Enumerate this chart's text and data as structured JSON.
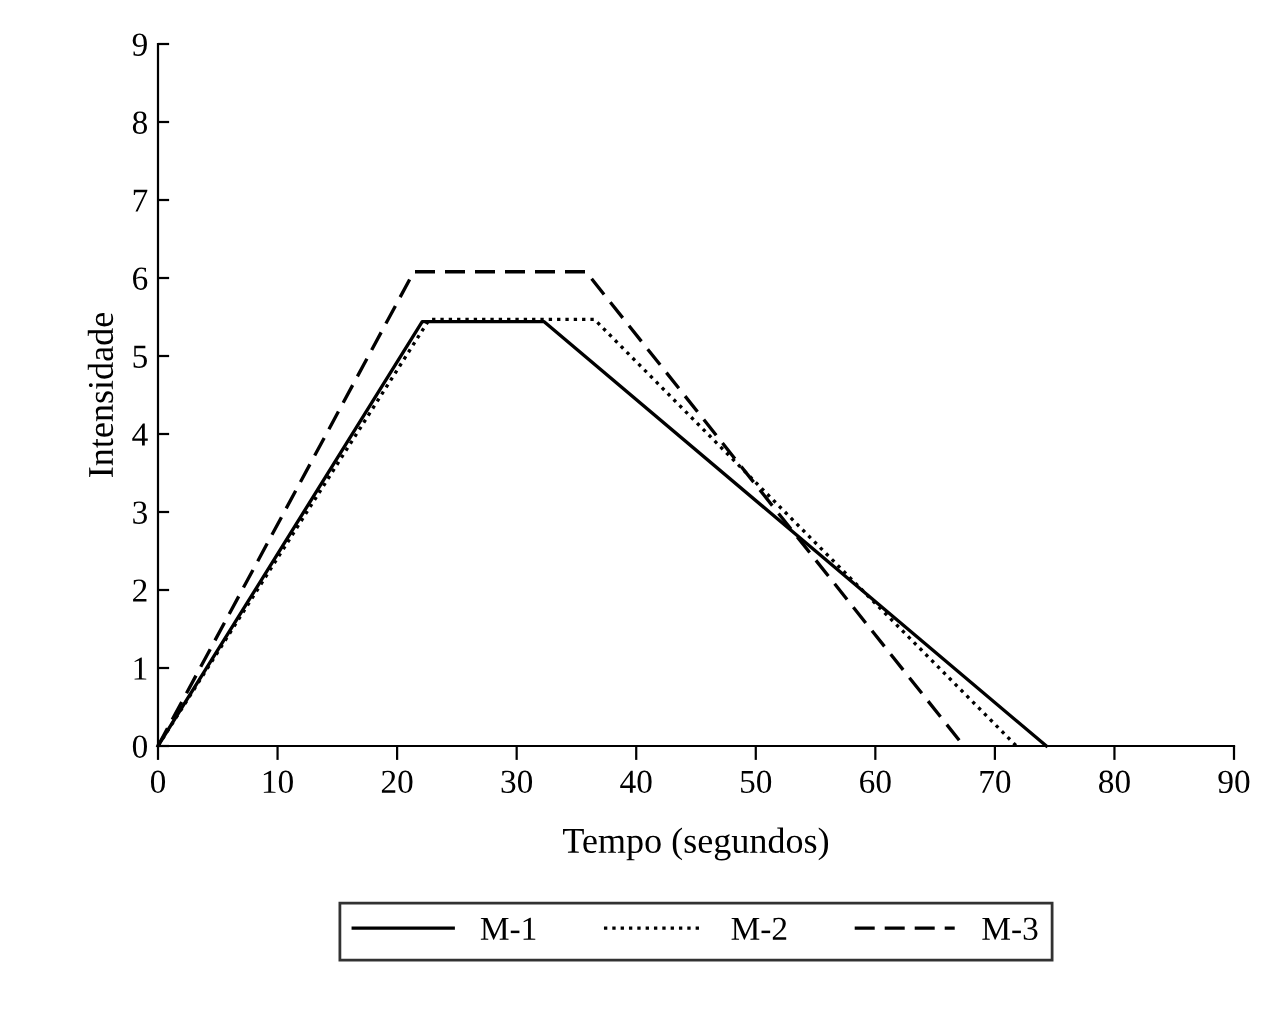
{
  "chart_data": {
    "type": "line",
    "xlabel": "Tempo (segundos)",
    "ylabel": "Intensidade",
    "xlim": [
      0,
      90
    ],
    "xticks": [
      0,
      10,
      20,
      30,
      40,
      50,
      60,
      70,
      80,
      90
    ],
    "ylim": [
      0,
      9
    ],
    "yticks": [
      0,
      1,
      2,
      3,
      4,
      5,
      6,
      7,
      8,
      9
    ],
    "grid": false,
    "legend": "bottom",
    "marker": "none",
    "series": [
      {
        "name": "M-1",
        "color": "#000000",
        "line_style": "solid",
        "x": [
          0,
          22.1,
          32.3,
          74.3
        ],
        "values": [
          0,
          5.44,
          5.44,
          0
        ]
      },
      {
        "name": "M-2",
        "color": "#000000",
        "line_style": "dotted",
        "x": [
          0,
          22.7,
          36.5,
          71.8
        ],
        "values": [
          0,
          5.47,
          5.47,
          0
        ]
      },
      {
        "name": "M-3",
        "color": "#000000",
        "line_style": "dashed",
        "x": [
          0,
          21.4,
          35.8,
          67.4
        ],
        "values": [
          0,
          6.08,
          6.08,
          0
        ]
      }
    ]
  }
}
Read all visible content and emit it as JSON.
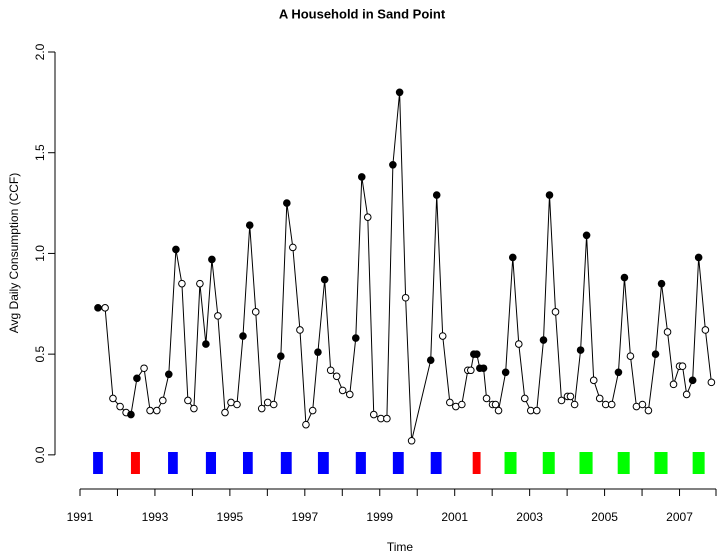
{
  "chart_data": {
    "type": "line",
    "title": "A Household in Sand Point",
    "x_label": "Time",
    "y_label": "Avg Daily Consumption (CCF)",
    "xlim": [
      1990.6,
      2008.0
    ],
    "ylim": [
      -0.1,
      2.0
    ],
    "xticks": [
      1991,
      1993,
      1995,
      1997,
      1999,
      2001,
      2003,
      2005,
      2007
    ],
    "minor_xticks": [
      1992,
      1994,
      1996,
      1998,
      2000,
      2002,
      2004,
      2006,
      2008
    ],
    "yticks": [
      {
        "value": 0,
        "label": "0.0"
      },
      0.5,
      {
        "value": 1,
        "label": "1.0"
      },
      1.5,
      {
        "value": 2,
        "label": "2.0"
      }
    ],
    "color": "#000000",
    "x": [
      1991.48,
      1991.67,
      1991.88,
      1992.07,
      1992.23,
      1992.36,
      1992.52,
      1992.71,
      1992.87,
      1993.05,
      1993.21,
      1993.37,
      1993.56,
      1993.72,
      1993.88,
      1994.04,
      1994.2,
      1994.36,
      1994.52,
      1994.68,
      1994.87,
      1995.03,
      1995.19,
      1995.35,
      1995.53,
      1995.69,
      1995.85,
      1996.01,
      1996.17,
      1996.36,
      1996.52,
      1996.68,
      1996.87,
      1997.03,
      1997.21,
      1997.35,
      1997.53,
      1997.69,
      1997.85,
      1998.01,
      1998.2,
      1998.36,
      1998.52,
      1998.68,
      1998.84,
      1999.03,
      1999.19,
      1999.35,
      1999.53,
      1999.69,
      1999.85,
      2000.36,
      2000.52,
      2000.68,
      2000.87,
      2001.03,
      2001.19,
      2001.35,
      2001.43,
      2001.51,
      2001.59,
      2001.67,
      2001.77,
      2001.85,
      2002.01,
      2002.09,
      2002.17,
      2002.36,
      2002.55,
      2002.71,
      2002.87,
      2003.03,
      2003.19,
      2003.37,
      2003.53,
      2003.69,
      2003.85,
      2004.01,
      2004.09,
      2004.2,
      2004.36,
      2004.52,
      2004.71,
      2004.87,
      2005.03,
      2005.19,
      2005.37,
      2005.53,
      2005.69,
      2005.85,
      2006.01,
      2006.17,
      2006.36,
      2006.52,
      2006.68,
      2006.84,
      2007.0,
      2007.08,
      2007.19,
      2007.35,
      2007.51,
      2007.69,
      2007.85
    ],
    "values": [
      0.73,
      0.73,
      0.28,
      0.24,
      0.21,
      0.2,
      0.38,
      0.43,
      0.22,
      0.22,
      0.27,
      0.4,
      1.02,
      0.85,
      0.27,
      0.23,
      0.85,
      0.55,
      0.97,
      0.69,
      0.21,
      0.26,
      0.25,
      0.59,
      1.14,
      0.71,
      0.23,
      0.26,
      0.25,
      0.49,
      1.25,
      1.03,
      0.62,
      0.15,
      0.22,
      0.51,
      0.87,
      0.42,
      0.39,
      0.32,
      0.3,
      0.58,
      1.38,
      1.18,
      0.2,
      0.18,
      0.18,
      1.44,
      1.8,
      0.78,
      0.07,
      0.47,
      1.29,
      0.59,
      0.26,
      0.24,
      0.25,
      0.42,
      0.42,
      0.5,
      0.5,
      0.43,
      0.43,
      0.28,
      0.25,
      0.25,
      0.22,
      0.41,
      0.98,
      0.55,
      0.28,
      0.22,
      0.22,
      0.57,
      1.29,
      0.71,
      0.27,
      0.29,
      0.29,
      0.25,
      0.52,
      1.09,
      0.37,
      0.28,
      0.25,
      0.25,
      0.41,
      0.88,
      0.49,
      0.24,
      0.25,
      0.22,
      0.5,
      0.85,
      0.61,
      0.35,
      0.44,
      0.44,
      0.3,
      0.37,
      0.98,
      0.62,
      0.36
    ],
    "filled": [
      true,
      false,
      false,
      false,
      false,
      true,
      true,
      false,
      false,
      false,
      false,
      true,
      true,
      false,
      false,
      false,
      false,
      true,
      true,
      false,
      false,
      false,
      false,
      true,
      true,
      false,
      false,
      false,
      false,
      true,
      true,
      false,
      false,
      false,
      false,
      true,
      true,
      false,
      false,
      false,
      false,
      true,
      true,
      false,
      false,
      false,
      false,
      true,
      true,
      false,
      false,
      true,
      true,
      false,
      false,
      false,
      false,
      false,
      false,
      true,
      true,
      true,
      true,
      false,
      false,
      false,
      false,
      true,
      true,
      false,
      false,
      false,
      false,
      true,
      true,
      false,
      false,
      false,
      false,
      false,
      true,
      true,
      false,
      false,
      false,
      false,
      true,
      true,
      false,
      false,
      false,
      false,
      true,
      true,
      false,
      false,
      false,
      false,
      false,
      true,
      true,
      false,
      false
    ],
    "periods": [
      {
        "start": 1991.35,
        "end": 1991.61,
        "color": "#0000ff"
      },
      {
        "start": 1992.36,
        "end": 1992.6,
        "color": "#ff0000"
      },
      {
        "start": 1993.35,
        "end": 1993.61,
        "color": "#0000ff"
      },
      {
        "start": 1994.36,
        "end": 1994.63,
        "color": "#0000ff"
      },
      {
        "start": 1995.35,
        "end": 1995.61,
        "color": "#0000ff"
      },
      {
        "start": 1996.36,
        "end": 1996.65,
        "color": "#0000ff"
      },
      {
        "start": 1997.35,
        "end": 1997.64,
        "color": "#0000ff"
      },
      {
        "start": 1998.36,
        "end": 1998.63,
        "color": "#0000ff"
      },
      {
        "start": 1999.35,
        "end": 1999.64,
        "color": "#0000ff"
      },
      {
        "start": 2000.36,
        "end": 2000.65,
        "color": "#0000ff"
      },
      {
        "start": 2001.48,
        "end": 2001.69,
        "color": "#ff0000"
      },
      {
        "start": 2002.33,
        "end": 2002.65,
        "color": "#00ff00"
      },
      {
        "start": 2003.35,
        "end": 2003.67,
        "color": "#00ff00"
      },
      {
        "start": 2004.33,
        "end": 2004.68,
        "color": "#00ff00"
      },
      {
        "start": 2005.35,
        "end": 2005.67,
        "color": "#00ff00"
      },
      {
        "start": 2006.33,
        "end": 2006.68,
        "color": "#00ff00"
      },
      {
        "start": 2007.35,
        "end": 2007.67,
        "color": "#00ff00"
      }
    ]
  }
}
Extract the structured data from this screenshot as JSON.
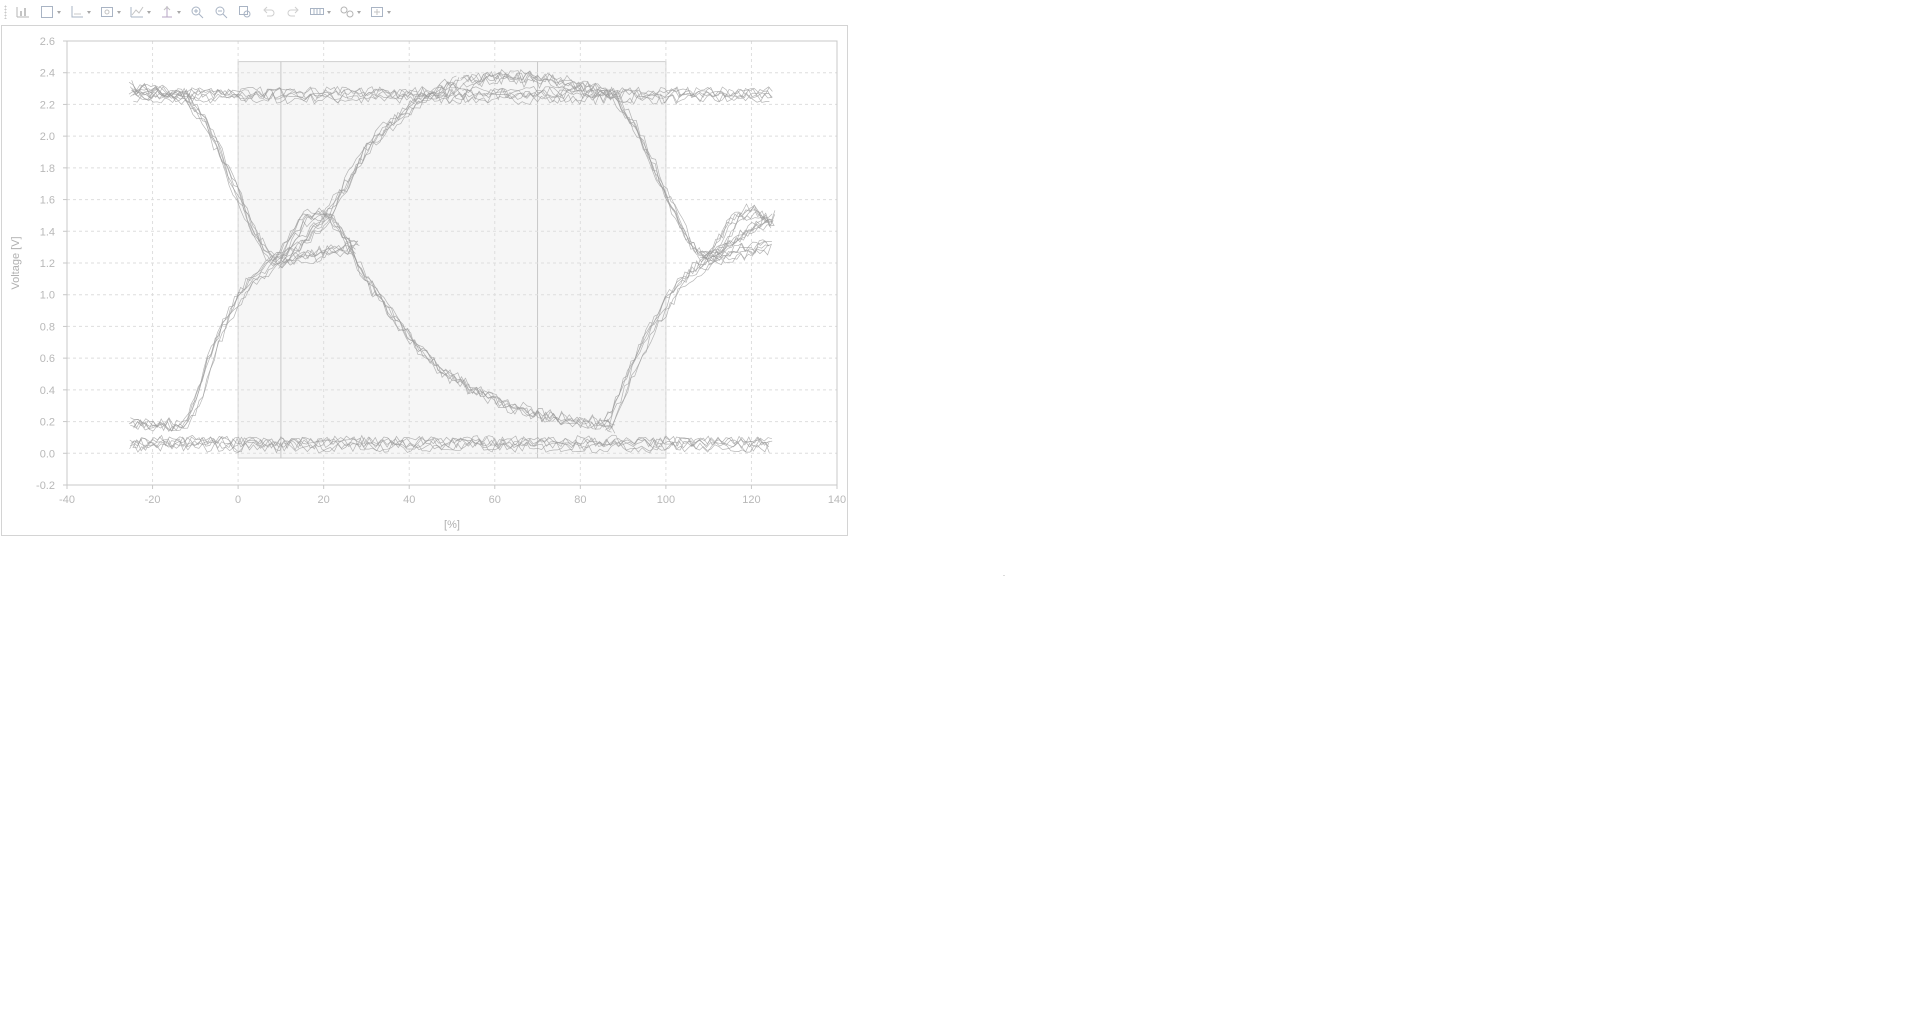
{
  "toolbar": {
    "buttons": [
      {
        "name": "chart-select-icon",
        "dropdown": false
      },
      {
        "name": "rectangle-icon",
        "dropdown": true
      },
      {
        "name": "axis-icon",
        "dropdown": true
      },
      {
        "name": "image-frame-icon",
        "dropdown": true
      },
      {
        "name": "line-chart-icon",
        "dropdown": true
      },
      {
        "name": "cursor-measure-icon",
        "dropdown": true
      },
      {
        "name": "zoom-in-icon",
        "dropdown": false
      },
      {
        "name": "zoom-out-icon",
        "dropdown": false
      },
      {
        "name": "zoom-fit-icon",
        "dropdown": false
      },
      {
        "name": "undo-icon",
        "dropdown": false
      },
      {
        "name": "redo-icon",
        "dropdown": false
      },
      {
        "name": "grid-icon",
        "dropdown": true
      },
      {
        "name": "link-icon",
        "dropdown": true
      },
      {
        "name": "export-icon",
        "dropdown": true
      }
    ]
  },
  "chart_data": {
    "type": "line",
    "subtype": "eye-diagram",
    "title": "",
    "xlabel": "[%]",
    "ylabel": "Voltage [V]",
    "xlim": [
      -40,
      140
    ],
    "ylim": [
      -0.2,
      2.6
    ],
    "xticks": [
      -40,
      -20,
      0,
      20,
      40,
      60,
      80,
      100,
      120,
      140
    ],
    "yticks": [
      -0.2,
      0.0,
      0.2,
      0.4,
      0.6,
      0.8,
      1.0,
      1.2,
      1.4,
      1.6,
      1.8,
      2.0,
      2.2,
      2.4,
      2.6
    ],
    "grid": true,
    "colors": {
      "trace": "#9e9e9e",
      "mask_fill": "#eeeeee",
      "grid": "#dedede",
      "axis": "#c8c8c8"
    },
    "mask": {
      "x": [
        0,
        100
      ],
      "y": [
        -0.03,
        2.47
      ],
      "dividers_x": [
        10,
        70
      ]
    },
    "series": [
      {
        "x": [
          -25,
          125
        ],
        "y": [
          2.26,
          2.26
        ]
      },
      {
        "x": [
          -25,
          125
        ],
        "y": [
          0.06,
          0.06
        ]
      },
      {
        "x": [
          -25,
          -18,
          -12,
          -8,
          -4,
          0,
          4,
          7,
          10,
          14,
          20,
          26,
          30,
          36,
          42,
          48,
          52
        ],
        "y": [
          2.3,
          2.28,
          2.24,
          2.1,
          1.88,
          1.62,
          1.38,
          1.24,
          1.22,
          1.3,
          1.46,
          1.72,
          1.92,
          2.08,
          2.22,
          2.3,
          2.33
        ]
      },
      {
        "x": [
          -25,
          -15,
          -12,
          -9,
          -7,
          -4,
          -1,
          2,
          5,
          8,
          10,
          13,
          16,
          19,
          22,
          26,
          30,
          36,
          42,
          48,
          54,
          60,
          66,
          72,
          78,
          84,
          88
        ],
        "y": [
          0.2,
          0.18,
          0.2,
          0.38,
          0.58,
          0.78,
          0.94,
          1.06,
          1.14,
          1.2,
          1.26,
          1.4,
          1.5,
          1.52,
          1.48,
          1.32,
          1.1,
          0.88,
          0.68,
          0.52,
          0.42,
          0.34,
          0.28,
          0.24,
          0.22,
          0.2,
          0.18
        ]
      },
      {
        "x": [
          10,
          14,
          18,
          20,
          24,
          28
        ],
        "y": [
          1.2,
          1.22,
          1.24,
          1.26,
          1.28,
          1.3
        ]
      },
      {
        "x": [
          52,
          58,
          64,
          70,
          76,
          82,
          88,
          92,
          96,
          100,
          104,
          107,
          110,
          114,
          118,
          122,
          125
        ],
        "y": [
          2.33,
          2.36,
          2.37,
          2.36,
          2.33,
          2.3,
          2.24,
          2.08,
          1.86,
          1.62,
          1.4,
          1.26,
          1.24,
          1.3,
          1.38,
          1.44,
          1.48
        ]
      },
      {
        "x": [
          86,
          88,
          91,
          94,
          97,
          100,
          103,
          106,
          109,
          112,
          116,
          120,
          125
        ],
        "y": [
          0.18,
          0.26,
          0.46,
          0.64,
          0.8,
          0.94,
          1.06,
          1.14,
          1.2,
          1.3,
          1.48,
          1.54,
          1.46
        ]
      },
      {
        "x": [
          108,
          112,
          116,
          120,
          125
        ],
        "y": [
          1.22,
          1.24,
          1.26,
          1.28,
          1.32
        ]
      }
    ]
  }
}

▶ _To do_:
Gather all lines from the listing above in which "title" occurs.

▶ _Answer to this problem_:
    "title": "A Household in Sand Point",
    "title": "",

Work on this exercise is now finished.